**Rows:**
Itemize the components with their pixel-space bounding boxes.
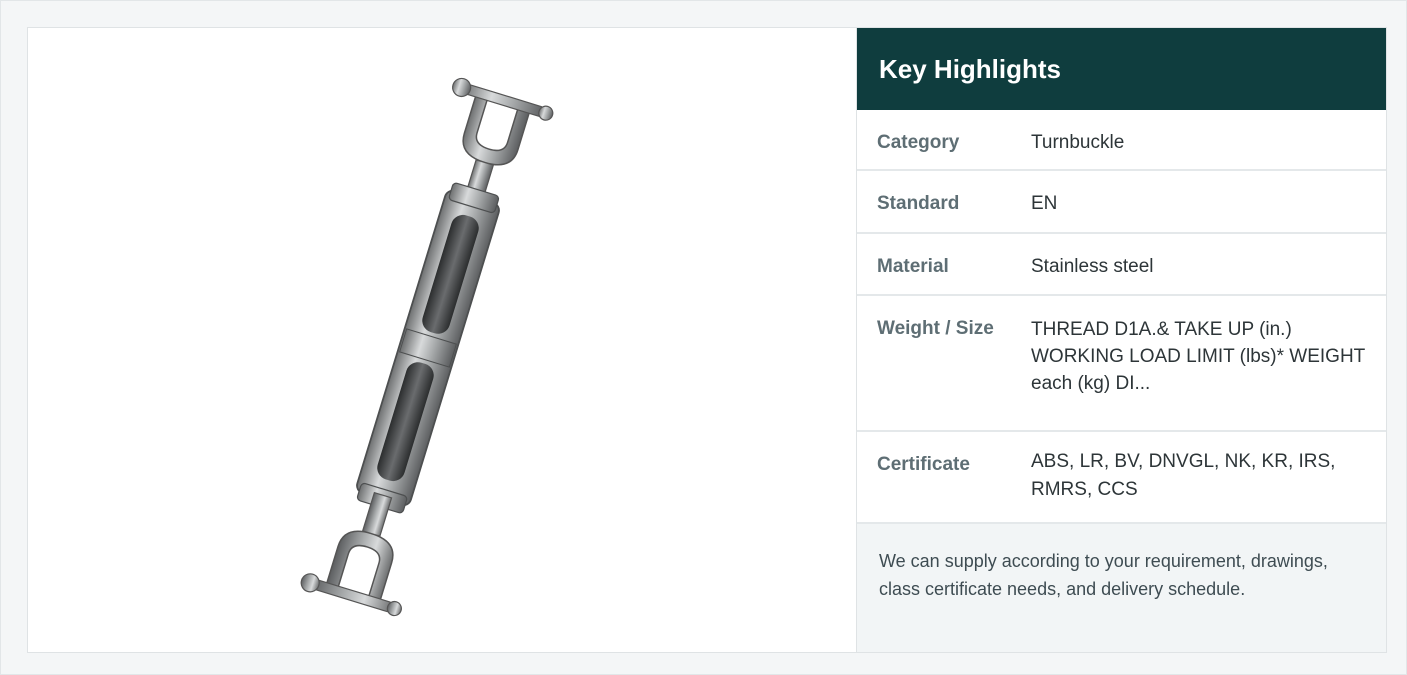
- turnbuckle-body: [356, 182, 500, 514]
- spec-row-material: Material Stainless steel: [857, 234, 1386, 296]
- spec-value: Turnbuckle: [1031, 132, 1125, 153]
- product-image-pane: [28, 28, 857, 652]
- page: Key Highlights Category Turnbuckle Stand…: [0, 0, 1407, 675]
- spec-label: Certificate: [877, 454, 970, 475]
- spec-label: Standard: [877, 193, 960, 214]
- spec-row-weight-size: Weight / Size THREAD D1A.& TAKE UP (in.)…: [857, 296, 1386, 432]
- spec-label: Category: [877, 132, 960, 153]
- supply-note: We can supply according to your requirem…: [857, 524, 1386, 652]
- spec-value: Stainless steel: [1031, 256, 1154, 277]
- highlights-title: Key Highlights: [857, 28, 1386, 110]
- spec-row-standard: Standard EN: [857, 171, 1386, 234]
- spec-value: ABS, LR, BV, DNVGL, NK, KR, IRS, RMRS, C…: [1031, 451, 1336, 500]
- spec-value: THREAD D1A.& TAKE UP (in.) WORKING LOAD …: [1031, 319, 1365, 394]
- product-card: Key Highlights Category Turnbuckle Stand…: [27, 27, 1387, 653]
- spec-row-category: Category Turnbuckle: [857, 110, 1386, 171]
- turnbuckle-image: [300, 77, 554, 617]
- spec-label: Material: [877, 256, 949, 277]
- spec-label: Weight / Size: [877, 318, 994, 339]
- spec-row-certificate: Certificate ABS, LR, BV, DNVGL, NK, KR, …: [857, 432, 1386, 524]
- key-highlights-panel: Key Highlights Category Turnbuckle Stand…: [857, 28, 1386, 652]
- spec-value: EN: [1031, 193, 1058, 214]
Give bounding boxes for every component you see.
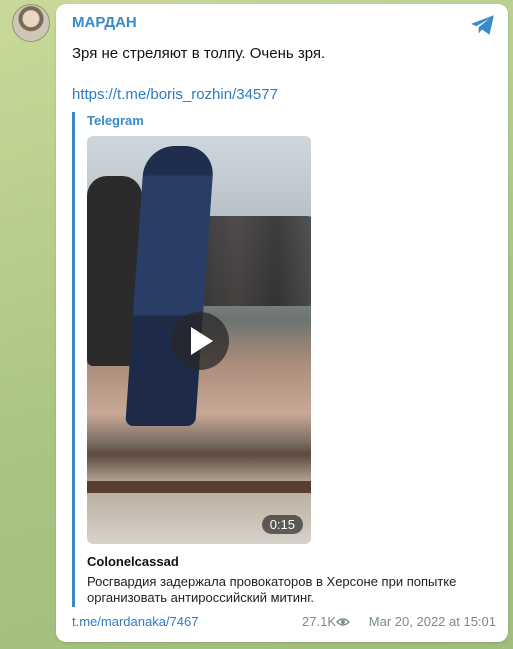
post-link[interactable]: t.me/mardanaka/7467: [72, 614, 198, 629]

**Short problem:** Count the lines in the rows above that contain the string "product", matching case exactly. Reply with the number only.

**Response to the exercise:** 2